Scan the data below and pick out the lines containing the word "Management".

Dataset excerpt
========

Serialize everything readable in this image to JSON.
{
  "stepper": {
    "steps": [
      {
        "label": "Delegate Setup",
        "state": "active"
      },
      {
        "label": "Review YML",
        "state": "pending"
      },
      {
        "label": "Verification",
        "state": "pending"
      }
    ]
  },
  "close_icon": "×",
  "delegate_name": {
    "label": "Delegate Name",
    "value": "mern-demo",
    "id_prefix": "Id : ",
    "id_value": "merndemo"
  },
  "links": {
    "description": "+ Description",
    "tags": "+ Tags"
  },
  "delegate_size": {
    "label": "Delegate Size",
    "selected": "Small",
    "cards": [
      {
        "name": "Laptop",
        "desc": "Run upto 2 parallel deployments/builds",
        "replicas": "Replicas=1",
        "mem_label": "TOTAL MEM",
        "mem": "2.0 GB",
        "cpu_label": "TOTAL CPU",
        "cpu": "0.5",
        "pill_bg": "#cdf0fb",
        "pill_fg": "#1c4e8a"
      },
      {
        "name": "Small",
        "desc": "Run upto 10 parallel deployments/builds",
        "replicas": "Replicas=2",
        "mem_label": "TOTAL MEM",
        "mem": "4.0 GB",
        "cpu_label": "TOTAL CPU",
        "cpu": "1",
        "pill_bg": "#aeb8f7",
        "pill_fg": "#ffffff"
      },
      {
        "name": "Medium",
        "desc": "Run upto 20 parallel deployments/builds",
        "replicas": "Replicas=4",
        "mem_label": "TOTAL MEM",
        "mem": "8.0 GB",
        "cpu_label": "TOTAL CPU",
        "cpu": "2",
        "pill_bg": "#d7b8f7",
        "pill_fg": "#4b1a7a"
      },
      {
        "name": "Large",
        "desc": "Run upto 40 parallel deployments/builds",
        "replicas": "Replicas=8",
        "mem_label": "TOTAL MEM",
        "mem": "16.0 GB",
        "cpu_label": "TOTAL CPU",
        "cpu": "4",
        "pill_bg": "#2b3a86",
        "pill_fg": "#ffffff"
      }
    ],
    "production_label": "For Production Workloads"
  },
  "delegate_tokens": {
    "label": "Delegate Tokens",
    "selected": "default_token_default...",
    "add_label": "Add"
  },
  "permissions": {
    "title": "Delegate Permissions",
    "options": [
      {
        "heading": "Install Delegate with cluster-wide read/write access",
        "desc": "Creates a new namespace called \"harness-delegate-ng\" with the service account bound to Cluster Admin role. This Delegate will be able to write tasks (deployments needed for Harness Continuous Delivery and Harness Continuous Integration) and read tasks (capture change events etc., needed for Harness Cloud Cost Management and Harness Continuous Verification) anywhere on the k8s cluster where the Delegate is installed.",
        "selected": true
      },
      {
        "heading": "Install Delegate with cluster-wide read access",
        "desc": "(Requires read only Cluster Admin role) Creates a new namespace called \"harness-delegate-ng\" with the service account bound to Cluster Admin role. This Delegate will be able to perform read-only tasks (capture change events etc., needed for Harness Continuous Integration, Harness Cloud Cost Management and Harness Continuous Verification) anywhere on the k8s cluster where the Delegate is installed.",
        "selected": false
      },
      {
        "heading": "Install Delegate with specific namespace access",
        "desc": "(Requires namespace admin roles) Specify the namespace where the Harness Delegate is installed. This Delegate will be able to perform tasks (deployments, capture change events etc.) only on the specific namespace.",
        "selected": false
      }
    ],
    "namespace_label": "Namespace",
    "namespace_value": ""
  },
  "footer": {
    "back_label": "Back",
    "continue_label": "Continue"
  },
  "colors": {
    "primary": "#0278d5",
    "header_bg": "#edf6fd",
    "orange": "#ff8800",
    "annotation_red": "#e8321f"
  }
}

========

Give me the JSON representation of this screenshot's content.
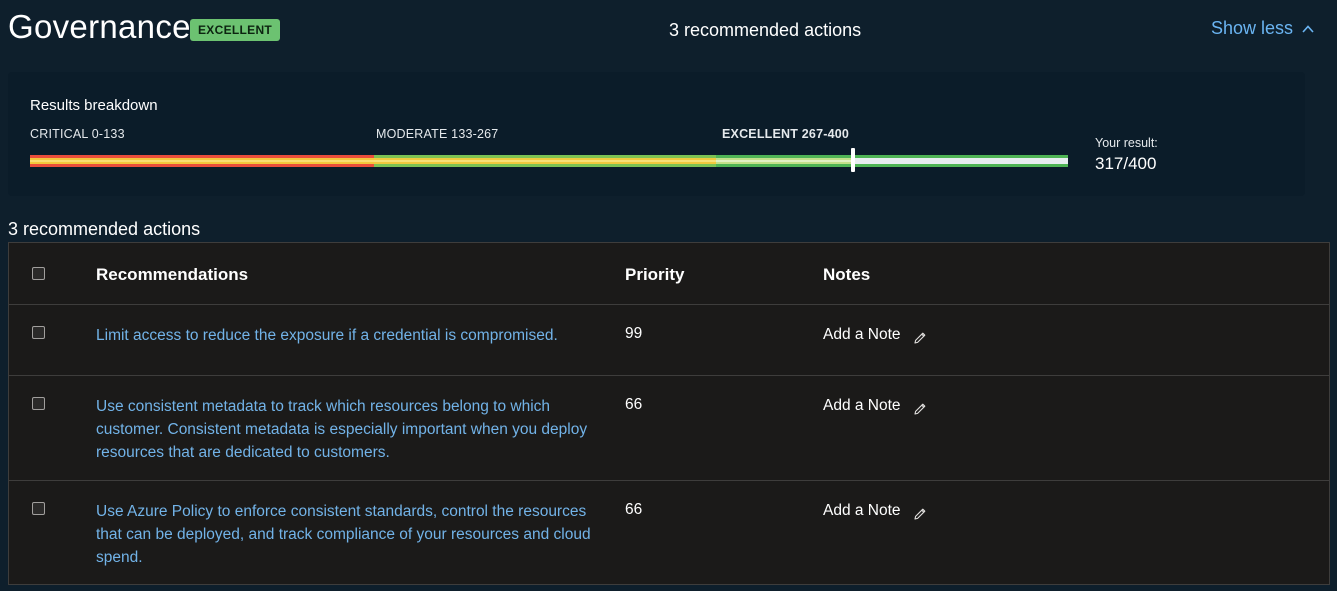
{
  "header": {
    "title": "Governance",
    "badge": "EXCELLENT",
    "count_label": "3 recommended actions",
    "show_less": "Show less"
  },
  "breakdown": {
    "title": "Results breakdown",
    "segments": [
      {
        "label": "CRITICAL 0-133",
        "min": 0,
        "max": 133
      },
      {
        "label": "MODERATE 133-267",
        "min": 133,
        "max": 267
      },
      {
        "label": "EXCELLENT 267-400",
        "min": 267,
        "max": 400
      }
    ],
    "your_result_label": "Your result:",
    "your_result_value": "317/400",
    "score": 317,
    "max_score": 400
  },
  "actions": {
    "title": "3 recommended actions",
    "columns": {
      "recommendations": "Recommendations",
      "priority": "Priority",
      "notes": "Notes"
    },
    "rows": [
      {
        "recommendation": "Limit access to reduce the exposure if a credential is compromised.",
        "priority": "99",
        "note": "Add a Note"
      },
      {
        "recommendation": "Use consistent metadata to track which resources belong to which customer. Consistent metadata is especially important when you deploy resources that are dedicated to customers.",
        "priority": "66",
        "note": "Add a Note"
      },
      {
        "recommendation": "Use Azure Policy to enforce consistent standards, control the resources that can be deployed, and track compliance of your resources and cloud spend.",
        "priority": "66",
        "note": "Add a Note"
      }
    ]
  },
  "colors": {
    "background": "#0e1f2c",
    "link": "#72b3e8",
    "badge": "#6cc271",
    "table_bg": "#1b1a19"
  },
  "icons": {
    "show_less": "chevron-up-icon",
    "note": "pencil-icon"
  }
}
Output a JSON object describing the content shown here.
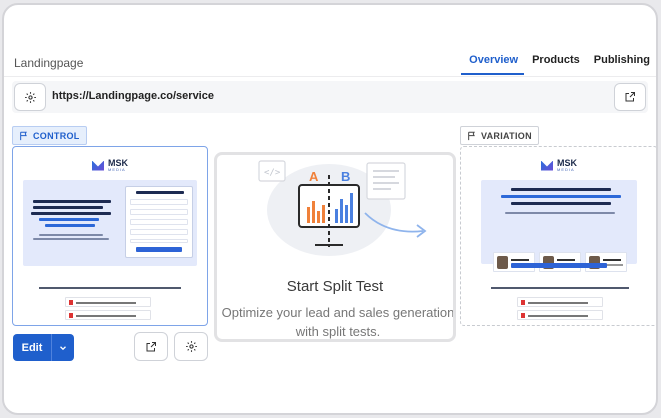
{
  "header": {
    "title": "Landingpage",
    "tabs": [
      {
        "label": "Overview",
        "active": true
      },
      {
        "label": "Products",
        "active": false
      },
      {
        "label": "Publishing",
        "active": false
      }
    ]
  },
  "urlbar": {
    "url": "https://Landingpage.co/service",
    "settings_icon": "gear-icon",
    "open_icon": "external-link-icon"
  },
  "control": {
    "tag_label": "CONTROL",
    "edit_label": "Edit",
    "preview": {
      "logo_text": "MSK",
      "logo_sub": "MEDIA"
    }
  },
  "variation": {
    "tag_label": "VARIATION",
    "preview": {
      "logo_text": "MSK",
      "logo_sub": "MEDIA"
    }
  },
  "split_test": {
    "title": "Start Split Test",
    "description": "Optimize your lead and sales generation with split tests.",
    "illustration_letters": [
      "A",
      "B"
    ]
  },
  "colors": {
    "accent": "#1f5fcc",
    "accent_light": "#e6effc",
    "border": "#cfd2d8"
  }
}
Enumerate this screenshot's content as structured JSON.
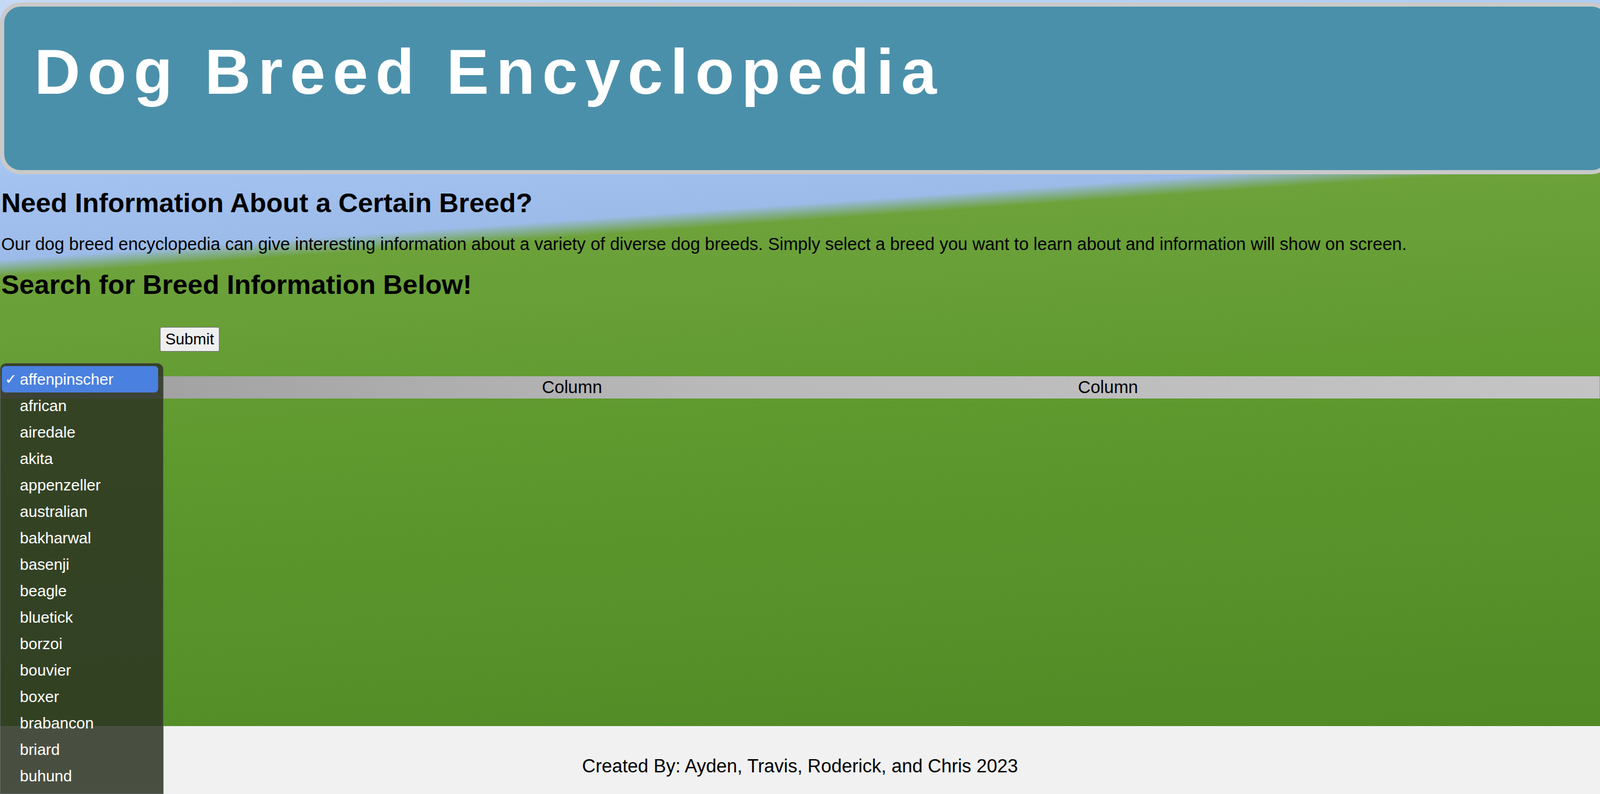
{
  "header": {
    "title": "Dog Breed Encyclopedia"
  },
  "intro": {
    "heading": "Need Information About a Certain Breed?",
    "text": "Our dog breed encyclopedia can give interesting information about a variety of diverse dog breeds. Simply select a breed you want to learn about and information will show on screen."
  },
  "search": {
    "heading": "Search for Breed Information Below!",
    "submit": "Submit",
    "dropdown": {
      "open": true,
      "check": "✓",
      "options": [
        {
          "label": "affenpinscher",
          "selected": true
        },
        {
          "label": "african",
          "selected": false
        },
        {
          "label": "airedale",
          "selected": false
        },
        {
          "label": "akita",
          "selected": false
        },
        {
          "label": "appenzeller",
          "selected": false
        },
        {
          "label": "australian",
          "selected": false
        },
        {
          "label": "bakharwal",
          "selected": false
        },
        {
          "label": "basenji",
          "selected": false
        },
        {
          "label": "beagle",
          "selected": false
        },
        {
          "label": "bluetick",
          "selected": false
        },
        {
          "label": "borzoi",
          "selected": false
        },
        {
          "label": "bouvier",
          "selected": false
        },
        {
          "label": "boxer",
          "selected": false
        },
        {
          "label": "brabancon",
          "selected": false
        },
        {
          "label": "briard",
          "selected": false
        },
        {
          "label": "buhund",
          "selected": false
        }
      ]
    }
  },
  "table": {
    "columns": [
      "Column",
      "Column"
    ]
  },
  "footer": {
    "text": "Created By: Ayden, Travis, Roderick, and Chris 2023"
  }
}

========

• **Result of the exercise**
        "desc": "Creates a new namespace called \"harness-delegate-ng\" with the service account bound to Cluster Admin role. This Delegate will be able to write tasks (deployments needed for Harness Continuous Delivery and Harness Continuous Integration) and read tasks (capture change events etc., needed for Harness Cloud Cost Management and Harness Continuous Verification) anywhere on the k8s cluster where the Delegate is installed.",
        "desc": "(Requires read only Cluster Admin role) Creates a new namespace called \"harness-delegate-ng\" with the service account bound to Cluster Admin role. This Delegate will be able to perform read-only tasks (capture change events etc., needed for Harness Continuous Integration, Harness Cloud Cost Management and Harness Continuous Verification) anywhere on the k8s cluster where the Delegate is installed.",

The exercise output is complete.